# Work item:
Show every line of the data where the word "benefited" can be found.

# Provided material:
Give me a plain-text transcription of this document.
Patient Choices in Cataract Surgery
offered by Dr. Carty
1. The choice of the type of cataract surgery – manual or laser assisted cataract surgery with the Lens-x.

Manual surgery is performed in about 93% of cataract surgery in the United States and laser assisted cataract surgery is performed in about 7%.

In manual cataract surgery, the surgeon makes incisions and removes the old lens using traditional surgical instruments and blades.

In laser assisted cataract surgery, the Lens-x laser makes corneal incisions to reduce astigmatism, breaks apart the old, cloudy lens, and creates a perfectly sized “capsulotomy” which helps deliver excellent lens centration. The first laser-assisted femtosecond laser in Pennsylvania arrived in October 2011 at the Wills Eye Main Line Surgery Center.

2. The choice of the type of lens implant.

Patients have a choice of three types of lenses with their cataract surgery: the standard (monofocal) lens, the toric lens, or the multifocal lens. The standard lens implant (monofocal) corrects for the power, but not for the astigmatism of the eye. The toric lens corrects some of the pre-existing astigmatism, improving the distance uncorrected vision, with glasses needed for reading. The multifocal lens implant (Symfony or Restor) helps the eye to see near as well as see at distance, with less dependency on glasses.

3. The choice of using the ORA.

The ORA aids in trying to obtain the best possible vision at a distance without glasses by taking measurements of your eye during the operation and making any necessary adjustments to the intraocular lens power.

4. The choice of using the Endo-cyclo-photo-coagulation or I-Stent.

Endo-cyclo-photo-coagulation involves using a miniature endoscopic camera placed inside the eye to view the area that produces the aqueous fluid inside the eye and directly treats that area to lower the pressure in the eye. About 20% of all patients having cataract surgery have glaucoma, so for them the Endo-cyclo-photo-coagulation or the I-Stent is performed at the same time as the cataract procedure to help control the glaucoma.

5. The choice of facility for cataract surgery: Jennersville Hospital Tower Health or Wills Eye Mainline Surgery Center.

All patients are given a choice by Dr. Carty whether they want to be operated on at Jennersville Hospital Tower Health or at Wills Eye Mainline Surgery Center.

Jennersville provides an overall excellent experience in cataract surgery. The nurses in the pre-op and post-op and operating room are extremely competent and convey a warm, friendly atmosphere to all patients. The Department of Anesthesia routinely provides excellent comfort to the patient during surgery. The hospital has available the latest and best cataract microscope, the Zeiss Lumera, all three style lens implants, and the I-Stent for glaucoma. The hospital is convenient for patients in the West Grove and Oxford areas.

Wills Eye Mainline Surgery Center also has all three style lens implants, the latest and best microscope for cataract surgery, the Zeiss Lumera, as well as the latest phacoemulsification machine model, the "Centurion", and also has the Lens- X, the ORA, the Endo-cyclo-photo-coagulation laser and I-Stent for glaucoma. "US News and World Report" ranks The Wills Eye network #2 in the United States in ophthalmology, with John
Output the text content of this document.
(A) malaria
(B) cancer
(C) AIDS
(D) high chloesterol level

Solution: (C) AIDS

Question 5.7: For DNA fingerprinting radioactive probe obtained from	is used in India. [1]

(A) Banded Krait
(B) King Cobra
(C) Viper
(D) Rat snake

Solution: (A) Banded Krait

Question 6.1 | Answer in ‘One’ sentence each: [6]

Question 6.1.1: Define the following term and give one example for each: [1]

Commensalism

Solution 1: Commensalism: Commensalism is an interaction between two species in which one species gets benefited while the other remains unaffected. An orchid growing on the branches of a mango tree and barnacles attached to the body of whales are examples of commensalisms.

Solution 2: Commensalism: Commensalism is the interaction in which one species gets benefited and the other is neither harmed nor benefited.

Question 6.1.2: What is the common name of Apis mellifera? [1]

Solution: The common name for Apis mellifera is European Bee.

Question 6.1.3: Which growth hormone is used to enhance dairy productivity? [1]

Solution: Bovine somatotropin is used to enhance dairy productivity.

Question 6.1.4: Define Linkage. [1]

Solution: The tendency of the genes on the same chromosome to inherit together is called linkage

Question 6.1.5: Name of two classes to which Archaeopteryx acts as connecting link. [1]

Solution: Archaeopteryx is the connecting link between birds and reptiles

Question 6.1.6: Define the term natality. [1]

# Task response:
Solution 1: Commensalism: Commensalism is an interaction between two species in which one species gets benefited while the other remains unaffected. An orchid growing on the branches of a mango tree and barnacles attached to the body of whales are examples of commensalisms.
Solution 2: Commensalism: Commensalism is the interaction in which one species gets benefited and the other is neither harmed nor benefited.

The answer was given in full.